== TASK REQUIREMENTS ==
Read through the records below and copy each line that uses the word "values".

== MATERIAL PROVIDED ==
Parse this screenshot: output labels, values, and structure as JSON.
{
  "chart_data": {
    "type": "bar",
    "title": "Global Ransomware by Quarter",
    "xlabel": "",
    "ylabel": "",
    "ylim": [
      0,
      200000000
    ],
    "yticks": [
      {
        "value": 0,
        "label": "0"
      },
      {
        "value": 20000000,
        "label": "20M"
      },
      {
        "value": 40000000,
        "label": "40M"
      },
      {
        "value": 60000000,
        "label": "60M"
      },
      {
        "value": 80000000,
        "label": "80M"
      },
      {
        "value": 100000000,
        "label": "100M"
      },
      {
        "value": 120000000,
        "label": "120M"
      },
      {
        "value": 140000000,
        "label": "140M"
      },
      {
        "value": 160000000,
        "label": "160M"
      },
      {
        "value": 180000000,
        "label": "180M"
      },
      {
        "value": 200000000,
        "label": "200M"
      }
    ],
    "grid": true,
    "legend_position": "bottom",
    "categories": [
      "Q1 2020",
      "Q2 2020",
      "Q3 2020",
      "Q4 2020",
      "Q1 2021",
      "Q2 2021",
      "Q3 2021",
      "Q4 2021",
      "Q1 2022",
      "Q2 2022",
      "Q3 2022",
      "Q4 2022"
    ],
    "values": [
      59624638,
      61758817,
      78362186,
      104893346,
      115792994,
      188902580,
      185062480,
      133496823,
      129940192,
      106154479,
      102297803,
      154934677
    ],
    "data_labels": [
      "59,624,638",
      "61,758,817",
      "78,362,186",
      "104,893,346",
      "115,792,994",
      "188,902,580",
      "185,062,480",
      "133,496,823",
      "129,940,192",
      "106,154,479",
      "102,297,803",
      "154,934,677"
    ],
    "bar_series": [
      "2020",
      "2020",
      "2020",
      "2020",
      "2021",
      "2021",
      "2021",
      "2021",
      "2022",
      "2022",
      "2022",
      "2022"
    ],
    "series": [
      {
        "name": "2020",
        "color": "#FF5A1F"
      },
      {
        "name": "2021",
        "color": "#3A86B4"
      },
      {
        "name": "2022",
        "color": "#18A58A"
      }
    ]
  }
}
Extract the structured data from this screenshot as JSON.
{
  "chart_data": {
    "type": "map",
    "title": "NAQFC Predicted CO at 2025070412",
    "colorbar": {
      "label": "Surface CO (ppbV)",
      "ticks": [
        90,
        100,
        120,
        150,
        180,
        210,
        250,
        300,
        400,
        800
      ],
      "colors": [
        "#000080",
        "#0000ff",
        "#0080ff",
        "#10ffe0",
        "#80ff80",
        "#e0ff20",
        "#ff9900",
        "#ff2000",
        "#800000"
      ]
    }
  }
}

== SOLUTION TO THIS PROBLEM ==
Parse this screenshot: output labels, values, and structure as JSON.
    "values": [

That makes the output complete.